BEGIN Supplied information

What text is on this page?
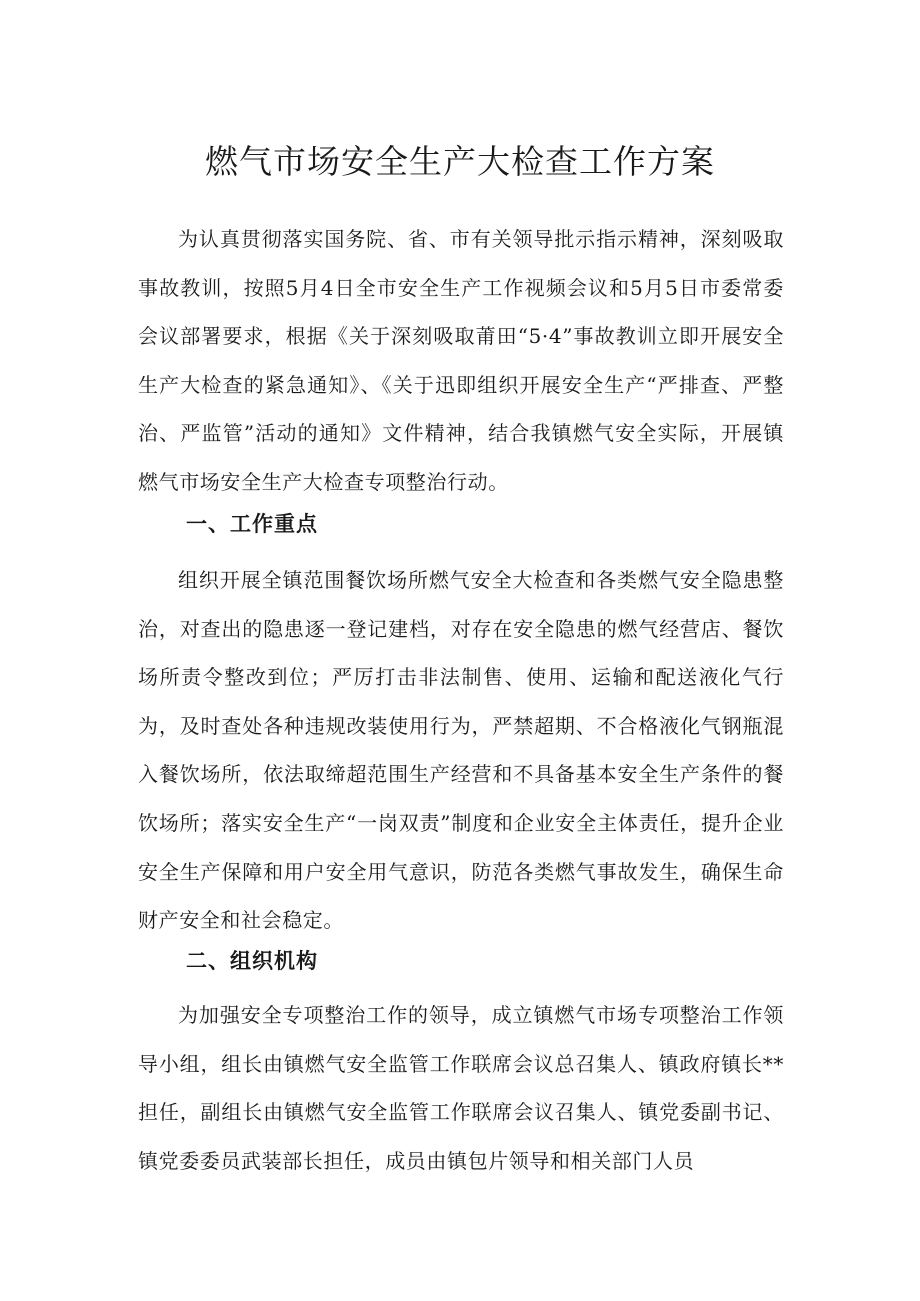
燃气市场安全生产大检查工作方案

为认真贯彻落实国务院、省、市有关领导批示指示精神，深刻吸取事故教训，按照5月4日全市安全生产工作视频会议和5月5日市委常委会议部署要求，根据《关于深刻吸取莆田“5·4”事故教训立即开展安全生产大检查的紧急通知》、《关于迅即组织开展安全生产“严排查、严整治、严监管”活动的通知》文件精神，结合我镇燃气安全实际，开展镇燃气市场安全生产大检查专项整治行动。

一、工作重点

组织开展全镇范围餐饮场所燃气安全大检查和各类燃气安全隐患整治，对查出的隐患逐一登记建档，对存在安全隐患的燃气经营店、餐饮场所责令整改到位；严厉打击非法制售、使用、运输和配送液化气行为，及时查处各种违规改装使用行为，严禁超期、不合格液化气钢瓶混入餐饮场所，依法取缔超范围生产经营和不具备基本安全生产条件的餐饮场所；落实安全生产“一岗双责”制度和企业安全主体责任，提升企业安全生产保障和用户安全用气意识，防范各类燃气事故发生，确保生命财产安全和社会稳定。

二、组织机构

为加强安全专项整治工作的领导，成立镇燃气市场专项整治工作领导小组，组长由镇燃气安全监管工作联席会议总召集人、镇政府镇长**担任，副组长由镇燃气安全监管工作联席会议召集人、镇党委副书记、镇党委委员武装部长担任，成员由镇包片领导和相关部门人员
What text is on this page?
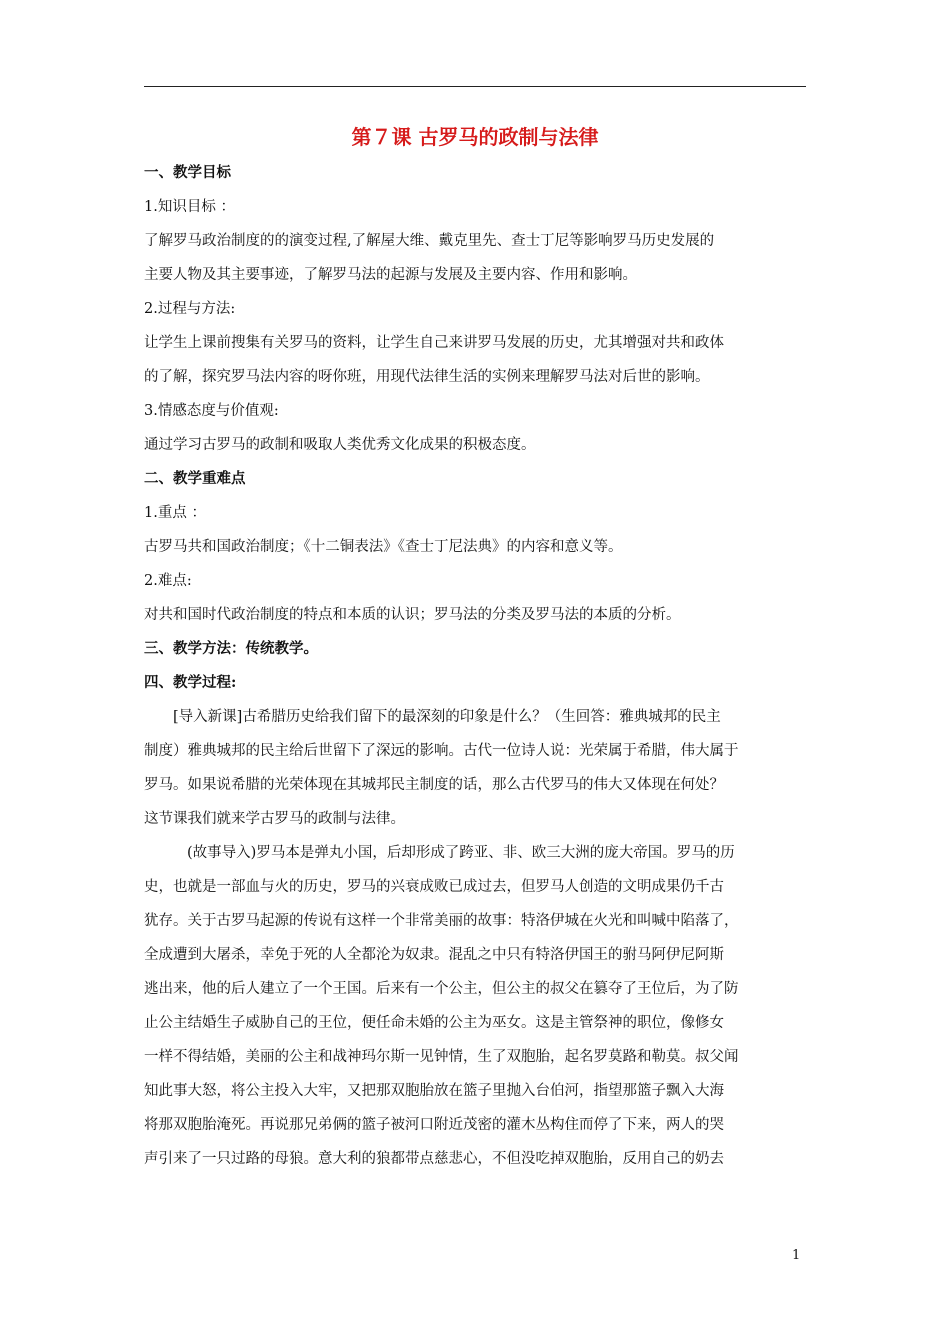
第７课 古罗马的政制与法律

一、教学目标

1.知识目标 ：

了解罗马政治制度的的演变过程,了解屋大维、戴克里先、查士丁尼等影响罗马历史发展的

主要人物及其主要事迹，了解罗马法的起源与发展及主要内容、作用和影响。

2.过程与方法:

让学生上课前搜集有关罗马的资料，让学生自己来讲罗马发展的历史，尤其增强对共和政体

的了解，探究罗马法内容的呀你班，用现代法律生活的实例来理解罗马法对后世的影响。

3.情感态度与价值观:

通过学习古罗马的政制和吸取人类优秀文化成果的积极态度。

二、教学重难点

1.重点 ：

古罗马共和国政治制度；《十二铜表法》《查士丁尼法典》的内容和意义等。

2.难点:

对共和国时代政治制度的特点和本质的认识；罗马法的分类及罗马法的本质的分析。

三、教学方法：传统教学。

四、教学过程:

[导入新课]古希腊历史给我们留下的最深刻的印象是什么？（生回答：雅典城邦的民主

制度）雅典城邦的民主给后世留下了深远的影响。古代一位诗人说：光荣属于希腊，伟大属于

罗马。如果说希腊的光荣体现在其城邦民主制度的话，那么古代罗马的伟大又体现在何处？

这节课我们就来学古罗马的政制与法律。

(故事导入)罗马本是弹丸小国，后却形成了跨亚、非、欧三大洲的庞大帝国。罗马的历

史，也就是一部血与火的历史，罗马的兴衰成败已成过去，但罗马人创造的文明成果仍千古

犹存。关于古罗马起源的传说有这样一个非常美丽的故事：特洛伊城在火光和叫喊中陷落了，

全成遭到大屠杀，幸免于死的人全都沦为奴隶。混乱之中只有特洛伊国王的驸马阿伊尼阿斯

逃出来，他的后人建立了一个王国。后来有一个公主，但公主的叔父在篡夺了王位后，为了防

止公主结婚生子威胁自己的王位，便任命未婚的公主为巫女。这是主管祭神的职位，像修女

一样不得结婚，美丽的公主和战神玛尔斯一见钟情，生了双胞胎，起名罗莫路和勒莫。叔父闻

知此事大怒，将公主投入大牢，又把那双胞胎放在篮子里抛入台伯河，指望那篮子飘入大海

将那双胞胎淹死。再说那兄弟俩的篮子被河口附近茂密的灌木丛构住而停了下来，两人的哭

声引来了一只过路的母狼。意大利的狼都带点慈悲心，不但没吃掉双胞胎，反用自己的奶去

1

END Supplied information

## Goal
Would you set down the listing exactly, omitting pictures?

## Complete response
What text is on this page?
燃气市场安全生产大检查工作方案

为认真贯彻落实国务院、省、市有关领导批示指示精神，深刻吸取事故教训，按照5月4日全市安全生产工作视频会议和5月5日市委常委会议部署要求，根据《关于深刻吸取莆田“5·4”事故教训立即开展安全生产大检查的紧急通知》、《关于迅即组织开展安全生产“严排查、严整治、严监管”活动的通知》文件精神，结合我镇燃气安全实际，开展镇燃气市场安全生产大检查专项整治行动。

一、工作重点

组织开展全镇范围餐饮场所燃气安全大检查和各类燃气安全隐患整治，对查出的隐患逐一登记建档，对存在安全隐患的燃气经营店、餐饮场所责令整改到位；严厉打击非法制售、使用、运输和配送液化气行为，及时查处各种违规改装使用行为，严禁超期、不合格液化气钢瓶混入餐饮场所，依法取缔超范围生产经营和不具备基本安全生产条件的餐饮场所；落实安全生产“一岗双责”制度和企业安全主体责任，提升企业安全生产保障和用户安全用气意识，防范各类燃气事故发生，确保生命财产安全和社会稳定。

二、组织机构

为加强安全专项整治工作的领导，成立镇燃气市场专项整治工作领导小组，组长由镇燃气安全监管工作联席会议总召集人、镇政府镇长**担任，副组长由镇燃气安全监管工作联席会议召集人、镇党委副书记、镇党委委员武装部长担任，成员由镇包片领导和相关部门人员
What text is on this page?
第７课 古罗马的政制与法律

一、教学目标

1.知识目标 ：

了解罗马政治制度的的演变过程,了解屋大维、戴克里先、查士丁尼等影响罗马历史发展的

主要人物及其主要事迹，了解罗马法的起源与发展及主要内容、作用和影响。

2.过程与方法:

让学生上课前搜集有关罗马的资料，让学生自己来讲罗马发展的历史，尤其增强对共和政体

的了解，探究罗马法内容的呀你班，用现代法律生活的实例来理解罗马法对后世的影响。

3.情感态度与价值观:

通过学习古罗马的政制和吸取人类优秀文化成果的积极态度。

二、教学重难点

1.重点 ：

古罗马共和国政治制度；《十二铜表法》《查士丁尼法典》的内容和意义等。

2.难点:

对共和国时代政治制度的特点和本质的认识；罗马法的分类及罗马法的本质的分析。

三、教学方法：传统教学。

四、教学过程:

[导入新课]古希腊历史给我们留下的最深刻的印象是什么？（生回答：雅典城邦的民主

制度）雅典城邦的民主给后世留下了深远的影响。古代一位诗人说：光荣属于希腊，伟大属于

罗马。如果说希腊的光荣体现在其城邦民主制度的话，那么古代罗马的伟大又体现在何处？

这节课我们就来学古罗马的政制与法律。

(故事导入)罗马本是弹丸小国，后却形成了跨亚、非、欧三大洲的庞大帝国。罗马的历

史，也就是一部血与火的历史，罗马的兴衰成败已成过去，但罗马人创造的文明成果仍千古

犹存。关于古罗马起源的传说有这样一个非常美丽的故事：特洛伊城在火光和叫喊中陷落了，

全成遭到大屠杀，幸免于死的人全都沦为奴隶。混乱之中只有特洛伊国王的驸马阿伊尼阿斯

逃出来，他的后人建立了一个王国。后来有一个公主，但公主的叔父在篡夺了王位后，为了防

止公主结婚生子威胁自己的王位，便任命未婚的公主为巫女。这是主管祭神的职位，像修女

一样不得结婚，美丽的公主和战神玛尔斯一见钟情，生了双胞胎，起名罗莫路和勒莫。叔父闻

知此事大怒，将公主投入大牢，又把那双胞胎放在篮子里抛入台伯河，指望那篮子飘入大海

将那双胞胎淹死。再说那兄弟俩的篮子被河口附近茂密的灌木丛构住而停了下来，两人的哭

声引来了一只过路的母狼。意大利的狼都带点慈悲心，不但没吃掉双胞胎，反用自己的奶去

1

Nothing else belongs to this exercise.